(Part of a data file)
● ● ● ● ●
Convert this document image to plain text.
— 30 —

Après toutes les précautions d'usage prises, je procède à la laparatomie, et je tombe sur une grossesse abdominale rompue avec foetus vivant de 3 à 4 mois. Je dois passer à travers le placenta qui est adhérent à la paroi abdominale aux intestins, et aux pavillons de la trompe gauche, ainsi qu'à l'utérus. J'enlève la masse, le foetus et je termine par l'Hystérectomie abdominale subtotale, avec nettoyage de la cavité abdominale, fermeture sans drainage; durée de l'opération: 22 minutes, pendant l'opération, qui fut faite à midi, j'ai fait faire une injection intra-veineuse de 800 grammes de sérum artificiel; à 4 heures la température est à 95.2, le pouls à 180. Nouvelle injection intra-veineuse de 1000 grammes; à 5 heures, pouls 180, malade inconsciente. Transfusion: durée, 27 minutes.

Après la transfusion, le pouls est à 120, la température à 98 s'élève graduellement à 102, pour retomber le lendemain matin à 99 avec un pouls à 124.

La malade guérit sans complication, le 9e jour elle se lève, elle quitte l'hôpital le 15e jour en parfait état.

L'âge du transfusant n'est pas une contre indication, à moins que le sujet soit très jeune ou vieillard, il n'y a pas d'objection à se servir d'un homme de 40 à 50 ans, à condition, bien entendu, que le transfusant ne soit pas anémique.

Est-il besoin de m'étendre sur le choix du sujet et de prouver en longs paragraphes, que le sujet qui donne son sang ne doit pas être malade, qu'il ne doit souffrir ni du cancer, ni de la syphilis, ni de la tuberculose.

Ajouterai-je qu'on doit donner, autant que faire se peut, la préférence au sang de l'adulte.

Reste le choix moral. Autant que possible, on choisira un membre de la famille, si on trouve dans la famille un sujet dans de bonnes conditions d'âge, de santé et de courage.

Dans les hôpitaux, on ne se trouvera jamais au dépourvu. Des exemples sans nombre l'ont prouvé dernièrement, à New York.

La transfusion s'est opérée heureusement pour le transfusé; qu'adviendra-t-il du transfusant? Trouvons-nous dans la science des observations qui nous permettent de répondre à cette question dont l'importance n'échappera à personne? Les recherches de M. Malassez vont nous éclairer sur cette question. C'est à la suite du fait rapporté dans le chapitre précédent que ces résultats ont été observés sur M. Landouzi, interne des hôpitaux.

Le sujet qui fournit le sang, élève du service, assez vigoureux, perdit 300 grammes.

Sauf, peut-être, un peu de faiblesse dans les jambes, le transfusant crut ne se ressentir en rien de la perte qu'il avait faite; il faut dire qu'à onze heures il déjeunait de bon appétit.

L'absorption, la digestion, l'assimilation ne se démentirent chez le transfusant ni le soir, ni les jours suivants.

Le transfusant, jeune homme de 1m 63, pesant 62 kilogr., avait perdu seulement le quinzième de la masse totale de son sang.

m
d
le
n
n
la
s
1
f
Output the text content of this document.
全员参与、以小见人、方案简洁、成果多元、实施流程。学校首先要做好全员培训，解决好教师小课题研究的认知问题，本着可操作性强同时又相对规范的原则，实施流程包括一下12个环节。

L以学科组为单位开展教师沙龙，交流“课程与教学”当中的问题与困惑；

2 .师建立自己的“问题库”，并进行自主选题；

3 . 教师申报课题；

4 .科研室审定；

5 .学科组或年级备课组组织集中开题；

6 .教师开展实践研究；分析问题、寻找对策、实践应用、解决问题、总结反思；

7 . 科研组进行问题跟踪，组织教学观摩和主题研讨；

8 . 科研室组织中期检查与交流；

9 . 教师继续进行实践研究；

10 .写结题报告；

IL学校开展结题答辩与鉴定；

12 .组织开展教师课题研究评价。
● ● ● ● ●
*THE REQUEST*
Without omitting anything, output the entries exactly.

*RESULT OF THIS TASK*
Convert this document image to plain text.
— 30 —

Après toutes les précautions d'usage prises, je procède à la laparatomie, et je tombe sur une grossesse abdominale rompue avec foetus vivant de 3 à 4 mois. Je dois passer à travers le placenta qui est adhérent à la paroi abdominale aux intestins, et aux pavillons de la trompe gauche, ainsi qu'à l'utérus. J'enlève la masse, le foetus et je termine par l'Hystérectomie abdominale subtotale, avec nettoyage de la cavité abdominale, fermeture sans drainage; durée de l'opération: 22 minutes, pendant l'opération, qui fut faite à midi, j'ai fait faire une injection intra-veineuse de 800 grammes de sérum artificiel; à 4 heures la température est à 95.2, le pouls à 180. Nouvelle injection intra-veineuse de 1000 grammes; à 5 heures, pouls 180, malade inconsciente. Transfusion: durée, 27 minutes.

Après la transfusion, le pouls est à 120, la température à 98 s'élève graduellement à 102, pour retomber le lendemain matin à 99 avec un pouls à 124.

La malade guérit sans complication, le 9e jour elle se lève, elle quitte l'hôpital le 15e jour en parfait état.

L'âge du transfusant n'est pas une contre indication, à moins que le sujet soit très jeune ou vieillard, il n'y a pas d'objection à se servir d'un homme de 40 à 50 ans, à condition, bien entendu, que le transfusant ne soit pas anémique.

Est-il besoin de m'étendre sur le choix du sujet et de prouver en longs paragraphes, que le sujet qui donne son sang ne doit pas être malade, qu'il ne doit souffrir ni du cancer, ni de la syphilis, ni de la tuberculose.

Ajouterai-je qu'on doit donner, autant que faire se peut, la préférence au sang de l'adulte.

Reste le choix moral. Autant que possible, on choisira un membre de la famille, si on trouve dans la famille un sujet dans de bonnes conditions d'âge, de santé et de courage.

Dans les hôpitaux, on ne se trouvera jamais au dépourvu. Des exemples sans nombre l'ont prouvé dernièrement, à New York.

La transfusion s'est opérée heureusement pour le transfusé; qu'adviendra-t-il du transfusant? Trouvons-nous dans la science des observations qui nous permettent de répondre à cette question dont l'importance n'échappera à personne? Les recherches de M. Malassez vont nous éclairer sur cette question. C'est à la suite du fait rapporté dans le chapitre précédent que ces résultats ont été observés sur M. Landouzi, interne des hôpitaux.

Le sujet qui fournit le sang, élève du service, assez vigoureux, perdit 300 grammes.

Sauf, peut-être, un peu de faiblesse dans les jambes, le transfusant crut ne se ressentir en rien de la perte qu'il avait faite; il faut dire qu'à onze heures il déjeunait de bon appétit.

L'absorption, la digestion, l'assimilation ne se démentirent chez le transfusant ni le soir, ni les jours suivants.

Le transfusant, jeune homme de 1m 63, pesant 62 kilogr., avait perdu seulement le quinzième de la masse totale de son sang.

m
d
le
n
n
la
s
1
f
Output the text content of this document.
全员参与、以小见人、方案简洁、成果多元、实施流程。学校首先要做好全员培训，解决好教师小课题研究的认知问题，本着可操作性强同时又相对规范的原则，实施流程包括一下12个环节。

L以学科组为单位开展教师沙龙，交流“课程与教学”当中的问题与困惑；

2 .师建立自己的“问题库”，并进行自主选题；

3 . 教师申报课题；

4 .科研室审定；

5 .学科组或年级备课组组织集中开题；

6 .教师开展实践研究；分析问题、寻找对策、实践应用、解决问题、总结反思；

7 . 科研组进行问题跟踪，组织教学观摩和主题研讨；

8 . 科研室组织中期检查与交流；

9 . 教师继续进行实践研究；

10 .写结题报告；

IL学校开展结题答辩与鉴定；

12 .组织开展教师课题研究评价。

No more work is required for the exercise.